[Dataset items]
———
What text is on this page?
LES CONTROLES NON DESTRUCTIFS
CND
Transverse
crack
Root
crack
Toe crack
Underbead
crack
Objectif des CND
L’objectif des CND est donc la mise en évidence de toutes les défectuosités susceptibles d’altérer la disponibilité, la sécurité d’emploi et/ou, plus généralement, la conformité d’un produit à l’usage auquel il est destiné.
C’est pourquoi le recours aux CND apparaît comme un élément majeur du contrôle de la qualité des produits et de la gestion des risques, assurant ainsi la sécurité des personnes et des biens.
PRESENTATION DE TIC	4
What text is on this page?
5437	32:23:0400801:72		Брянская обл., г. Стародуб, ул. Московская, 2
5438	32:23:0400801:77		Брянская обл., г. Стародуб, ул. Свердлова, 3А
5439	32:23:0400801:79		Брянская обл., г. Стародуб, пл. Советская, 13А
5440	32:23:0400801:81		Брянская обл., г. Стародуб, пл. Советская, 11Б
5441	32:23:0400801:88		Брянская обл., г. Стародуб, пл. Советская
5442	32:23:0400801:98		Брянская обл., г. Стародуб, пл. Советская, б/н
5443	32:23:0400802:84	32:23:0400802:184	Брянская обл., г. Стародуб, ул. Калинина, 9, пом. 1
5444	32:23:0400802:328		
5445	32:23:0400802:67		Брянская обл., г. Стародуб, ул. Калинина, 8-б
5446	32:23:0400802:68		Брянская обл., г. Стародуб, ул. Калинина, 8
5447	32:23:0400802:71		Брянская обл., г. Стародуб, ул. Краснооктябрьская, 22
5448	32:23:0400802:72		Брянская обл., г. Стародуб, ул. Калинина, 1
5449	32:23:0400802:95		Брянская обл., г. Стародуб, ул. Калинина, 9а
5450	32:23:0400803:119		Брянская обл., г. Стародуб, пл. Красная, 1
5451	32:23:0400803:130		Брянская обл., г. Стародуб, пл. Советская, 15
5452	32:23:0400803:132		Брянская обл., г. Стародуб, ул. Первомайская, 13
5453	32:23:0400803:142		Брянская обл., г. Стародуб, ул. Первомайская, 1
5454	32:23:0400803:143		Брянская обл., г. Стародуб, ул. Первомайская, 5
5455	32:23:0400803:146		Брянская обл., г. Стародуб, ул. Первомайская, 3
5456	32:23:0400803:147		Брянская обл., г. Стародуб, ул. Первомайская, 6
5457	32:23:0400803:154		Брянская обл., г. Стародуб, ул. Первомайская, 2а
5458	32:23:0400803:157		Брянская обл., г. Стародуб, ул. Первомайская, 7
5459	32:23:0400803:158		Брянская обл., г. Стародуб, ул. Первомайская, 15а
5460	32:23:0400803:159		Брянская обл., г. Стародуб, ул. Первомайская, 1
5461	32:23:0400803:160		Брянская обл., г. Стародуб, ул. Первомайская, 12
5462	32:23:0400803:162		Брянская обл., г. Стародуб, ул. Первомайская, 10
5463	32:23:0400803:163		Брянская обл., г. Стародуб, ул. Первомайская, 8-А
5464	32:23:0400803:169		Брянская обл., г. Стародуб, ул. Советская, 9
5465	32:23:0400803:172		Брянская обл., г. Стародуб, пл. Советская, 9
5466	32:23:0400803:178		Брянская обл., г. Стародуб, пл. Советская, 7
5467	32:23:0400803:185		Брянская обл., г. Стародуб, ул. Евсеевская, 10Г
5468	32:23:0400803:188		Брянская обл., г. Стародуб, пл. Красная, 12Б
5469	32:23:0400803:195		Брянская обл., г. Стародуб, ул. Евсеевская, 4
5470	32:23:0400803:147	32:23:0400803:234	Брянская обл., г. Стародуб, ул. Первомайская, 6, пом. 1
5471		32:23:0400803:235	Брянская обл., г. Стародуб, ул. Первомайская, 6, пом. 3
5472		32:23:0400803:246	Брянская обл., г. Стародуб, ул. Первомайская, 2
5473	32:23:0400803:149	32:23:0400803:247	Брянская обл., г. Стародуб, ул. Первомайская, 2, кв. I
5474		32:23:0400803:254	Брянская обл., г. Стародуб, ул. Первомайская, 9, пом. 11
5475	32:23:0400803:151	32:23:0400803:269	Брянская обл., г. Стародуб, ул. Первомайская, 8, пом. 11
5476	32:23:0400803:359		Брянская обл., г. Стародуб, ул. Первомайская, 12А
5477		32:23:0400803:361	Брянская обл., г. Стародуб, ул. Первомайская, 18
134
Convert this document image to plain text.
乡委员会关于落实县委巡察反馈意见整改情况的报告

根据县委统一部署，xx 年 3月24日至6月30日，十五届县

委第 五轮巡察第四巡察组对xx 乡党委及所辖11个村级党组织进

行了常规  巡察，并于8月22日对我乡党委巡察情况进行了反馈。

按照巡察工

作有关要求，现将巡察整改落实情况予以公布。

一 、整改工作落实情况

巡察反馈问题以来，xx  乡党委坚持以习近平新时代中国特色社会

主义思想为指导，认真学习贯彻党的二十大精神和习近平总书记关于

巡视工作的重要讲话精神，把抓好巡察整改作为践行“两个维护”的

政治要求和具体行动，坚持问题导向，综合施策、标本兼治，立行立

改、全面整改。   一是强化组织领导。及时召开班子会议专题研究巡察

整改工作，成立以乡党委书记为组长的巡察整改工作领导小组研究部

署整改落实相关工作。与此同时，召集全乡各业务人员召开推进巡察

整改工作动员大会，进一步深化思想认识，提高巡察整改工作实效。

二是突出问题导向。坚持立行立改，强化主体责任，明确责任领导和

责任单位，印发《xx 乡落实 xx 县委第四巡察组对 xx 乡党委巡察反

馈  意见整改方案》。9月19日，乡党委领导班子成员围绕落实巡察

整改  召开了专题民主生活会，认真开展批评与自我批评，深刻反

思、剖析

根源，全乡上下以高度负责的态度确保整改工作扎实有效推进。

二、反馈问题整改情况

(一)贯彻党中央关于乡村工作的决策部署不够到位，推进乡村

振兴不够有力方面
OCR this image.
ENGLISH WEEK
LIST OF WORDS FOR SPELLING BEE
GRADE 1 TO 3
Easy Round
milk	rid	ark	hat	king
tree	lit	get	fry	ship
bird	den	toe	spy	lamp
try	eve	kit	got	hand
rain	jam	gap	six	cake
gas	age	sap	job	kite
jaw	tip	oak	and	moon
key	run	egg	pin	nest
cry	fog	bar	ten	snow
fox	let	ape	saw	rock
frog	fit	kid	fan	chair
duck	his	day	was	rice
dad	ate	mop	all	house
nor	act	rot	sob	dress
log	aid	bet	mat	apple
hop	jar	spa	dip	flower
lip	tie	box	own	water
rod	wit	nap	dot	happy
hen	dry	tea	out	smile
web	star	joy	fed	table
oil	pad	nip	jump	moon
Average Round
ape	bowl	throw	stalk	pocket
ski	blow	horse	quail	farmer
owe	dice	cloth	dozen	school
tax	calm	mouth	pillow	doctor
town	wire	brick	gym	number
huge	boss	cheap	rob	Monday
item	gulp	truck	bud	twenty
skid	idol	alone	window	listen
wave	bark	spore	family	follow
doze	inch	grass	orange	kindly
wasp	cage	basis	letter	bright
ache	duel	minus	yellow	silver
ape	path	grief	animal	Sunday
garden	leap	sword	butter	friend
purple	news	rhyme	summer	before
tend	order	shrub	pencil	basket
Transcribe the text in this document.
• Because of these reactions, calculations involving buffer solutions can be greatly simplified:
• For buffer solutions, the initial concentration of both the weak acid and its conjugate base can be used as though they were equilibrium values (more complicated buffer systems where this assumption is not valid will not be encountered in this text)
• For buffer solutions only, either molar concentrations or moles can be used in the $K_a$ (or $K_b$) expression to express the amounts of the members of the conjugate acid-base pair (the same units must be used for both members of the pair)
———
Extract, from the material above, each line holding the word "Евсеевская".

5467	32:23:0400803:185		Брянская обл., г. Стародуб, ул. Евсеевская, 10Г
5469	32:23:0400803:195		Брянская обл., г. Стародуб, ул. Евсеевская, 4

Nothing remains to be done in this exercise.